=== GIVEN RECORDS ===

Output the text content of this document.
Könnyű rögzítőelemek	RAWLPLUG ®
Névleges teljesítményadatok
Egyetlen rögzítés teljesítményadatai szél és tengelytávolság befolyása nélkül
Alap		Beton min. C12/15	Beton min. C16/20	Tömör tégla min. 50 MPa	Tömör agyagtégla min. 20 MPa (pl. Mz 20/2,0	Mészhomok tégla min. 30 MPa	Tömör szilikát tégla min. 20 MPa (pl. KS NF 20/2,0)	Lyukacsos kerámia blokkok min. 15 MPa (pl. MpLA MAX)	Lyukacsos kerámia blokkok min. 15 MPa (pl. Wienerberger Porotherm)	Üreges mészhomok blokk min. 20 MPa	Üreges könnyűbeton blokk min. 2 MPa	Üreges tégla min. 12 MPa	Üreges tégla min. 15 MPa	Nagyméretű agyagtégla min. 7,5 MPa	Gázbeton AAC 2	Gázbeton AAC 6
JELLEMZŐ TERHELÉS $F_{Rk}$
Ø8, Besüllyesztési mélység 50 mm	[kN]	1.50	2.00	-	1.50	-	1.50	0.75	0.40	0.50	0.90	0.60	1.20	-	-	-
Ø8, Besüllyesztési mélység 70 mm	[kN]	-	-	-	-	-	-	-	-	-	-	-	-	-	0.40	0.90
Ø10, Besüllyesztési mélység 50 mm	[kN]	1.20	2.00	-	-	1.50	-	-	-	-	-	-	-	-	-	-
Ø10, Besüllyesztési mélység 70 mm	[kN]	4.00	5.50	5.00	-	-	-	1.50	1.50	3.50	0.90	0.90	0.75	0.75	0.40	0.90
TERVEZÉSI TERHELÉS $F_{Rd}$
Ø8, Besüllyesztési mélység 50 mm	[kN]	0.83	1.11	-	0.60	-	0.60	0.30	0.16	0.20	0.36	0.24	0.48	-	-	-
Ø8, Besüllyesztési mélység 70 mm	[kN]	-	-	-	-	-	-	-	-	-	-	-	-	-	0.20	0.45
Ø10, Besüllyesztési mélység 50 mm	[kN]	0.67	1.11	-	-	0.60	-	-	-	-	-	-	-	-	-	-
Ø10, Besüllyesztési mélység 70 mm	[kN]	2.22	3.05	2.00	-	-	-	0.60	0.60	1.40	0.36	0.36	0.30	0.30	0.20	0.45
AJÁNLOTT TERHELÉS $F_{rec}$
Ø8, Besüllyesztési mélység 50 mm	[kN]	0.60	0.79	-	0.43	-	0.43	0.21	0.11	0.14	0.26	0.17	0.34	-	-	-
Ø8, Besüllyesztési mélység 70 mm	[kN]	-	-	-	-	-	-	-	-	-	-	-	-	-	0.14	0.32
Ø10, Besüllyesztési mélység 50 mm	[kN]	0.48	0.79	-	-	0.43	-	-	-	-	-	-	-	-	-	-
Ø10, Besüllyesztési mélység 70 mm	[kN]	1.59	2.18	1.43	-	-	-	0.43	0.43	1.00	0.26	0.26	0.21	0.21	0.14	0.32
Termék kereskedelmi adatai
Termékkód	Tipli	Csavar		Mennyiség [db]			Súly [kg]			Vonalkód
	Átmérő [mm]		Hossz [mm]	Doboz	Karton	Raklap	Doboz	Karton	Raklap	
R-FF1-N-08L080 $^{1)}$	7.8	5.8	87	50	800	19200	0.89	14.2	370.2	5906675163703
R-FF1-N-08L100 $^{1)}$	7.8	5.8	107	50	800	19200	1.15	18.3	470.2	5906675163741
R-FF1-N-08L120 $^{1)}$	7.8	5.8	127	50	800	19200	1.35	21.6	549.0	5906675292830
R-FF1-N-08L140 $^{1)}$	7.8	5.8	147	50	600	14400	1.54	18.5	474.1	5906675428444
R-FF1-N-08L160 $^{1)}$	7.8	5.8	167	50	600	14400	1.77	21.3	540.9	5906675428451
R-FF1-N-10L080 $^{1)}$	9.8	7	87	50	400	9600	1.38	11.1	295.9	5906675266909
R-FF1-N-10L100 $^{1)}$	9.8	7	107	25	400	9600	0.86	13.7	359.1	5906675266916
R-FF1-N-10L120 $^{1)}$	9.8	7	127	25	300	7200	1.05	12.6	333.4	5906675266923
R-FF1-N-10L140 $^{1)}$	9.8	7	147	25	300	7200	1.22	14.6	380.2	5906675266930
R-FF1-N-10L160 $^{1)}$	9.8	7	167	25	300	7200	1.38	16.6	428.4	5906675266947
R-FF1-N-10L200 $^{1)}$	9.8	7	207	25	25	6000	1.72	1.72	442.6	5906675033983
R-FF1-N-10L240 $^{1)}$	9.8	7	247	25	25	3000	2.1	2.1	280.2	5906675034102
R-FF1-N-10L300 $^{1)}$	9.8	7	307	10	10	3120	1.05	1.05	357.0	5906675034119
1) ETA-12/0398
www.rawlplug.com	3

===

__WHAT IS BEING ASKED__: Write out the material from the first line to the last, exactly.

__RESPONSE TO THE TASK__:
Output the text content of this document.
Könnyű rögzítőelemek	RAWLPLUG ®
Névleges teljesítményadatok
Egyetlen rögzítés teljesítményadatai szél és tengelytávolság befolyása nélkül
Alap		Beton min. C12/15	Beton min. C16/20	Tömör tégla min. 50 MPa	Tömör agyagtégla min. 20 MPa (pl. Mz 20/2,0	Mészhomok tégla min. 30 MPa	Tömör szilikát tégla min. 20 MPa (pl. KS NF 20/2,0)	Lyukacsos kerámia blokkok min. 15 MPa (pl. MpLA MAX)	Lyukacsos kerámia blokkok min. 15 MPa (pl. Wienerberger Porotherm)	Üreges mészhomok blokk min. 20 MPa	Üreges könnyűbeton blokk min. 2 MPa	Üreges tégla min. 12 MPa	Üreges tégla min. 15 MPa	Nagyméretű agyagtégla min. 7,5 MPa	Gázbeton AAC 2	Gázbeton AAC 6
JELLEMZŐ TERHELÉS $F_{Rk}$
Ø8, Besüllyesztési mélység 50 mm	[kN]	1.50	2.00	-	1.50	-	1.50	0.75	0.40	0.50	0.90	0.60	1.20	-	-	-
Ø8, Besüllyesztési mélység 70 mm	[kN]	-	-	-	-	-	-	-	-	-	-	-	-	-	0.40	0.90
Ø10, Besüllyesztési mélység 50 mm	[kN]	1.20	2.00	-	-	1.50	-	-	-	-	-	-	-	-	-	-
Ø10, Besüllyesztési mélység 70 mm	[kN]	4.00	5.50	5.00	-	-	-	1.50	1.50	3.50	0.90	0.90	0.75	0.75	0.40	0.90
TERVEZÉSI TERHELÉS $F_{Rd}$
Ø8, Besüllyesztési mélység 50 mm	[kN]	0.83	1.11	-	0.60	-	0.60	0.30	0.16	0.20	0.36	0.24	0.48	-	-	-
Ø8, Besüllyesztési mélység 70 mm	[kN]	-	-	-	-	-	-	-	-	-	-	-	-	-	0.20	0.45
Ø10, Besüllyesztési mélység 50 mm	[kN]	0.67	1.11	-	-	0.60	-	-	-	-	-	-	-	-	-	-
Ø10, Besüllyesztési mélység 70 mm	[kN]	2.22	3.05	2.00	-	-	-	0.60	0.60	1.40	0.36	0.36	0.30	0.30	0.20	0.45
AJÁNLOTT TERHELÉS $F_{rec}$
Ø8, Besüllyesztési mélység 50 mm	[kN]	0.60	0.79	-	0.43	-	0.43	0.21	0.11	0.14	0.26	0.17	0.34	-	-	-
Ø8, Besüllyesztési mélység 70 mm	[kN]	-	-	-	-	-	-	-	-	-	-	-	-	-	0.14	0.32
Ø10, Besüllyesztési mélység 50 mm	[kN]	0.48	0.79	-	-	0.43	-	-	-	-	-	-	-	-	-	-
Ø10, Besüllyesztési mélység 70 mm	[kN]	1.59	2.18	1.43	-	-	-	0.43	0.43	1.00	0.26	0.26	0.21	0.21	0.14	0.32
Termék kereskedelmi adatai
Termékkód	Tipli	Csavar		Mennyiség [db]			Súly [kg]			Vonalkód
	Átmérő [mm]		Hossz [mm]	Doboz	Karton	Raklap	Doboz	Karton	Raklap	
R-FF1-N-08L080 $^{1)}$	7.8	5.8	87	50	800	19200	0.89	14.2	370.2	5906675163703
R-FF1-N-08L100 $^{1)}$	7.8	5.8	107	50	800	19200	1.15	18.3	470.2	5906675163741
R-FF1-N-08L120 $^{1)}$	7.8	5.8	127	50	800	19200	1.35	21.6	549.0	5906675292830
R-FF1-N-08L140 $^{1)}$	7.8	5.8	147	50	600	14400	1.54	18.5	474.1	5906675428444
R-FF1-N-08L160 $^{1)}$	7.8	5.8	167	50	600	14400	1.77	21.3	540.9	5906675428451
R-FF1-N-10L080 $^{1)}$	9.8	7	87	50	400	9600	1.38	11.1	295.9	5906675266909
R-FF1-N-10L100 $^{1)}$	9.8	7	107	25	400	9600	0.86	13.7	359.1	5906675266916
R-FF1-N-10L120 $^{1)}$	9.8	7	127	25	300	7200	1.05	12.6	333.4	5906675266923
R-FF1-N-10L140 $^{1)}$	9.8	7	147	25	300	7200	1.22	14.6	380.2	5906675266930
R-FF1-N-10L160 $^{1)}$	9.8	7	167	25	300	7200	1.38	16.6	428.4	5906675266947
R-FF1-N-10L200 $^{1)}$	9.8	7	207	25	25	6000	1.72	1.72	442.6	5906675033983
R-FF1-N-10L240 $^{1)}$	9.8	7	247	25	25	3000	2.1	2.1	280.2	5906675034102
R-FF1-N-10L300 $^{1)}$	9.8	7	307	10	10	3120	1.05	1.05	357.0	5906675034119
1) ETA-12/0398
www.rawlplug.com	3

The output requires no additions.